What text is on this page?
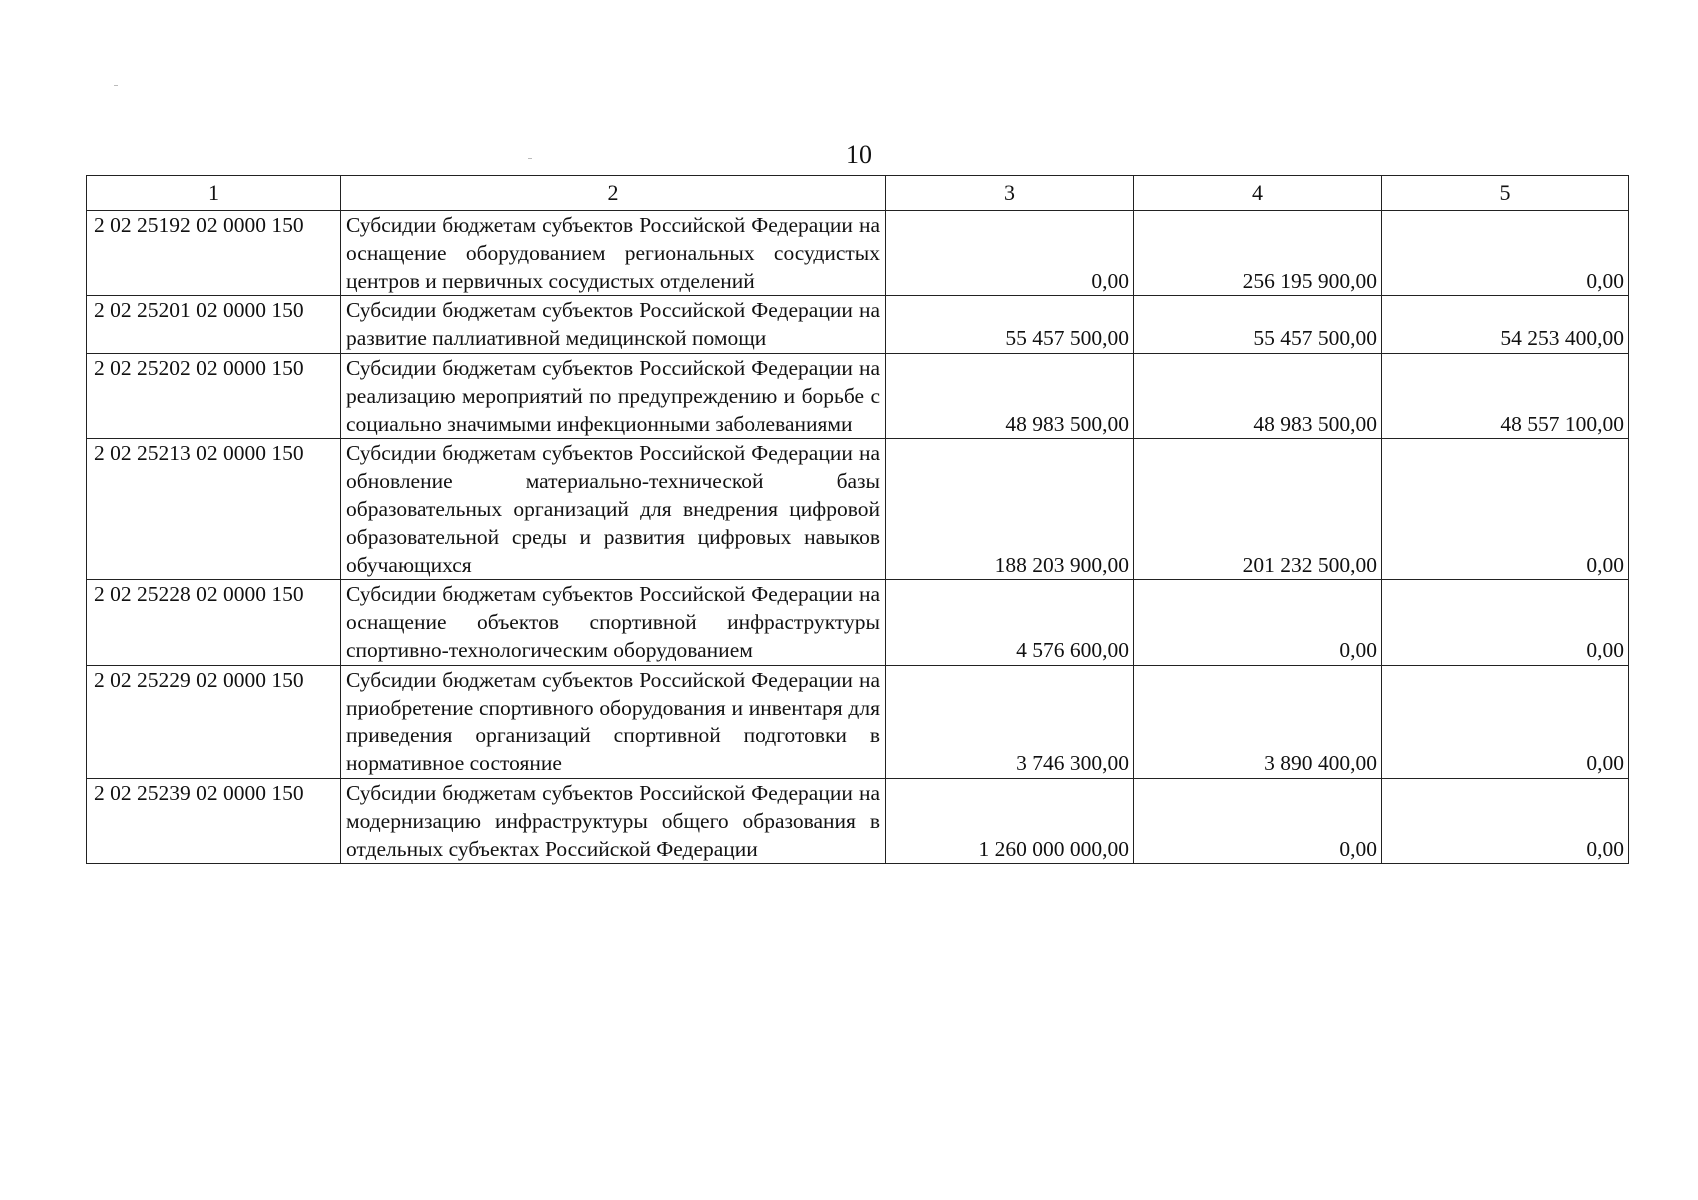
10
1	2	3	4	5
2 02 25192 02 0000 150	Субсидии бюджетам субъектов Российской Федерации на оснащение оборудованием региональных сосудистых центров и первичных сосудистых отделений	0,00	256 195 900,00	0,00
2 02 25201 02 0000 150	Субсидии бюджетам субъектов Российской Федерации на развитие паллиативной медицинской помощи	55 457 500,00	55 457 500,00	54 253 400,00
2 02 25202 02 0000 150	Субсидии бюджетам субъектов Российской Федерации на реализацию мероприятий по предупреждению и борьбе с социально значимыми инфекционными заболеваниями	48 983 500,00	48 983 500,00	48 557 100,00
2 02 25213 02 0000 150	Субсидии бюджетам субъектов Российской Федерации на обновление материально-технической базы образовательных организаций для внедрения цифровой образовательной среды и развития цифровых навыков обучающихся	188 203 900,00	201 232 500,00	0,00
2 02 25228 02 0000 150	Субсидии бюджетам субъектов Российской Федерации на оснащение объектов спортивной инфраструктуры спортивно-технологическим оборудованием	4 576 600,00	0,00	0,00
2 02 25229 02 0000 150	Субсидии бюджетам субъектов Российской Федерации на приобретение спортивного оборудования и инвентаря для приведения организаций спортивной подготовки в нормативное состояние	3 746 300,00	3 890 400,00	0,00
2 02 25239 02 0000 150	Субсидии бюджетам субъектов Российской Федерации на модернизацию инфраструктуры общего образования в отдельных субъектах Российской Федерации	1 260 000 000,00	0,00	0,00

> Objective: Working from the material above, transcribe it exactly while omitting pictures.

> Written response:
What text is on this page?
10
1	2	3	4	5
2 02 25192 02 0000 150	Субсидии бюджетам субъектов Российской Федерации на оснащение оборудованием региональных сосудистых центров и первичных сосудистых отделений	0,00	256 195 900,00	0,00
2 02 25201 02 0000 150	Субсидии бюджетам субъектов Российской Федерации на развитие паллиативной медицинской помощи	55 457 500,00	55 457 500,00	54 253 400,00
2 02 25202 02 0000 150	Субсидии бюджетам субъектов Российской Федерации на реализацию мероприятий по предупреждению и борьбе с социально значимыми инфекционными заболеваниями	48 983 500,00	48 983 500,00	48 557 100,00
2 02 25213 02 0000 150	Субсидии бюджетам субъектов Российской Федерации на обновление материально-технической базы образовательных организаций для внедрения цифровой образовательной среды и развития цифровых навыков обучающихся	188 203 900,00	201 232 500,00	0,00
2 02 25228 02 0000 150	Субсидии бюджетам субъектов Российской Федерации на оснащение объектов спортивной инфраструктуры спортивно-технологическим оборудованием	4 576 600,00	0,00	0,00
2 02 25229 02 0000 150	Субсидии бюджетам субъектов Российской Федерации на приобретение спортивного оборудования и инвентаря для приведения организаций спортивной подготовки в нормативное состояние	3 746 300,00	3 890 400,00	0,00
2 02 25239 02 0000 150	Субсидии бюджетам субъектов Российской Федерации на модернизацию инфраструктуры общего образования в отдельных субъектах Российской Федерации	1 260 000 000,00	0,00	0,00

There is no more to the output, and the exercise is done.